Stored dataset items
* * *

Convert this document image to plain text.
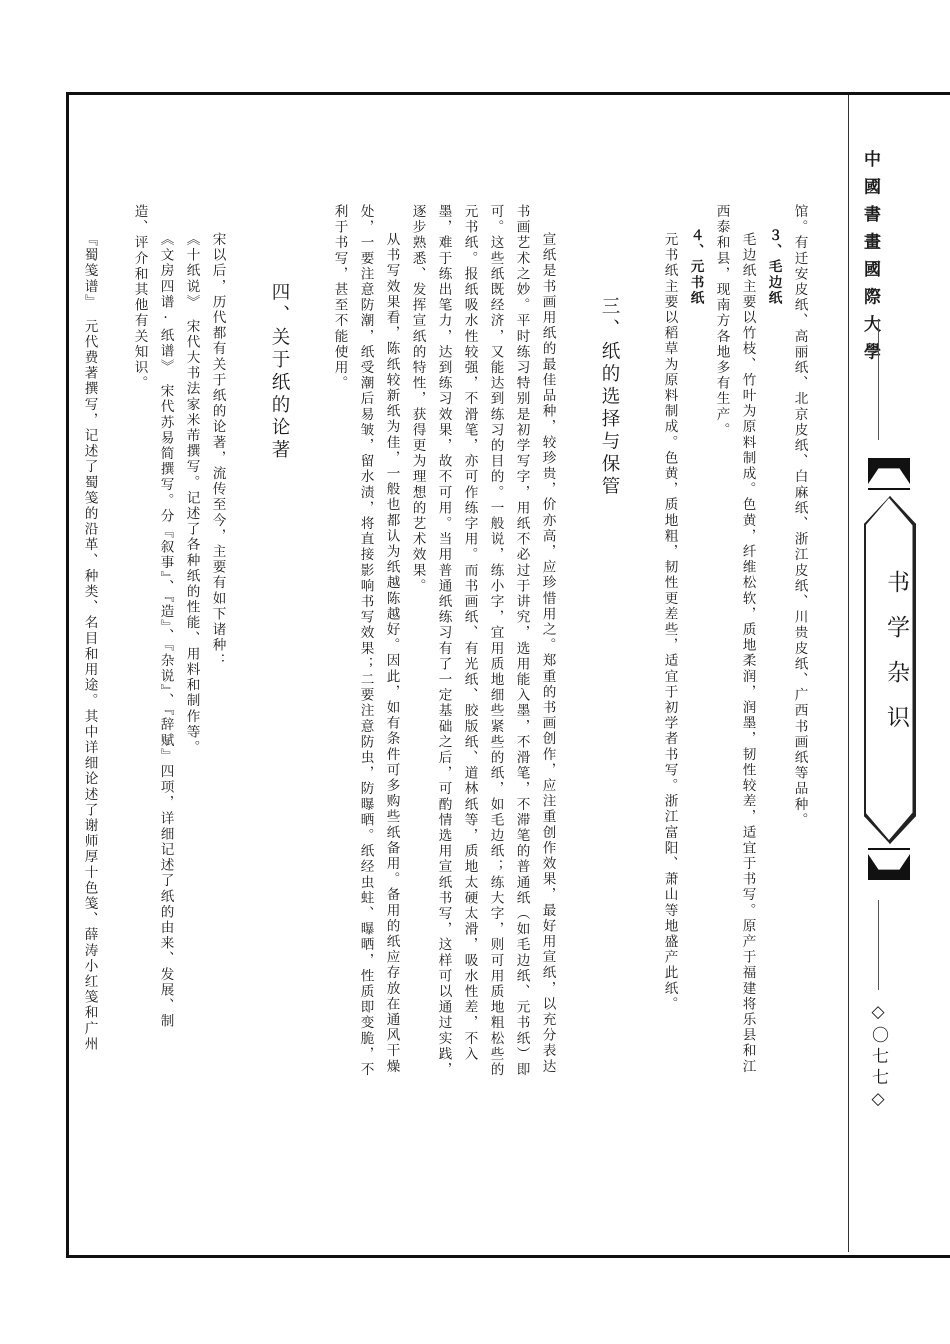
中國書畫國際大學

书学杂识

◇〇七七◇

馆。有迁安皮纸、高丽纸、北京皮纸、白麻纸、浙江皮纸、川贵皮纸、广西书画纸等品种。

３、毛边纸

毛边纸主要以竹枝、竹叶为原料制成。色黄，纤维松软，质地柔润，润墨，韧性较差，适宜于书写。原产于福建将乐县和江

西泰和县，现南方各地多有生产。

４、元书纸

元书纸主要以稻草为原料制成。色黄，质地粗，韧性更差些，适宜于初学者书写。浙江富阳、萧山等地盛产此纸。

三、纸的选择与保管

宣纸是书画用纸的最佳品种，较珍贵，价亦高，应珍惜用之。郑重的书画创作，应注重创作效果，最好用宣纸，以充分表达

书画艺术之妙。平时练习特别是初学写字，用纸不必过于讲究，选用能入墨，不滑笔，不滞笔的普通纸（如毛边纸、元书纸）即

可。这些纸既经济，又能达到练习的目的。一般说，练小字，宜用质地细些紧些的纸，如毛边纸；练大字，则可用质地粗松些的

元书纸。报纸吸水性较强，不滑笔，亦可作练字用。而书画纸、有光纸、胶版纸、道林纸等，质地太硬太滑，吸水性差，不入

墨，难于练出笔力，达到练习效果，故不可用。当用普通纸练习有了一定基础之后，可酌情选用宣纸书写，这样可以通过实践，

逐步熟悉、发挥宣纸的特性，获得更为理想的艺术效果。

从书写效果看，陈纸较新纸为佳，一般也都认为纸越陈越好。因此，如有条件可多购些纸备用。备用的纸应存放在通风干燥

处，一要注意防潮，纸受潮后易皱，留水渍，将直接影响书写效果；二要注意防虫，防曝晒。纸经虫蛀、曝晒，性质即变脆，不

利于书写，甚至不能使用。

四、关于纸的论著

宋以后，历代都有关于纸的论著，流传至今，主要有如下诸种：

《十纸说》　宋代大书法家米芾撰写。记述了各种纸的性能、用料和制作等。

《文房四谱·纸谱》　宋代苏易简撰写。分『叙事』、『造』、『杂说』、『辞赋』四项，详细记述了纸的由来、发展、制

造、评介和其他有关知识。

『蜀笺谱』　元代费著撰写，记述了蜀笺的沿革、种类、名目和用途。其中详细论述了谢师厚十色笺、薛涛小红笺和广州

* * *

Will you restate every entry word for word and omit the images?

◆ Written response:
Convert this document image to plain text.
中國書畫國際大學

书学杂识

◇〇七七◇

馆。有迁安皮纸、高丽纸、北京皮纸、白麻纸、浙江皮纸、川贵皮纸、广西书画纸等品种。

３、毛边纸

毛边纸主要以竹枝、竹叶为原料制成。色黄，纤维松软，质地柔润，润墨，韧性较差，适宜于书写。原产于福建将乐县和江

西泰和县，现南方各地多有生产。

４、元书纸

元书纸主要以稻草为原料制成。色黄，质地粗，韧性更差些，适宜于初学者书写。浙江富阳、萧山等地盛产此纸。

三、纸的选择与保管

宣纸是书画用纸的最佳品种，较珍贵，价亦高，应珍惜用之。郑重的书画创作，应注重创作效果，最好用宣纸，以充分表达

书画艺术之妙。平时练习特别是初学写字，用纸不必过于讲究，选用能入墨，不滑笔，不滞笔的普通纸（如毛边纸、元书纸）即

可。这些纸既经济，又能达到练习的目的。一般说，练小字，宜用质地细些紧些的纸，如毛边纸；练大字，则可用质地粗松些的

元书纸。报纸吸水性较强，不滑笔，亦可作练字用。而书画纸、有光纸、胶版纸、道林纸等，质地太硬太滑，吸水性差，不入

墨，难于练出笔力，达到练习效果，故不可用。当用普通纸练习有了一定基础之后，可酌情选用宣纸书写，这样可以通过实践，

逐步熟悉、发挥宣纸的特性，获得更为理想的艺术效果。

从书写效果看，陈纸较新纸为佳，一般也都认为纸越陈越好。因此，如有条件可多购些纸备用。备用的纸应存放在通风干燥

处，一要注意防潮，纸受潮后易皱，留水渍，将直接影响书写效果；二要注意防虫，防曝晒。纸经虫蛀、曝晒，性质即变脆，不

利于书写，甚至不能使用。

四、关于纸的论著

宋以后，历代都有关于纸的论著，流传至今，主要有如下诸种：

《十纸说》　宋代大书法家米芾撰写。记述了各种纸的性能、用料和制作等。

《文房四谱·纸谱》　宋代苏易简撰写。分『叙事』、『造』、『杂说』、『辞赋』四项，详细记述了纸的由来、发展、制

造、评介和其他有关知识。

『蜀笺谱』　元代费著撰写，记述了蜀笺的沿革、种类、名目和用途。其中详细论述了谢师厚十色笺、薛涛小红笺和广州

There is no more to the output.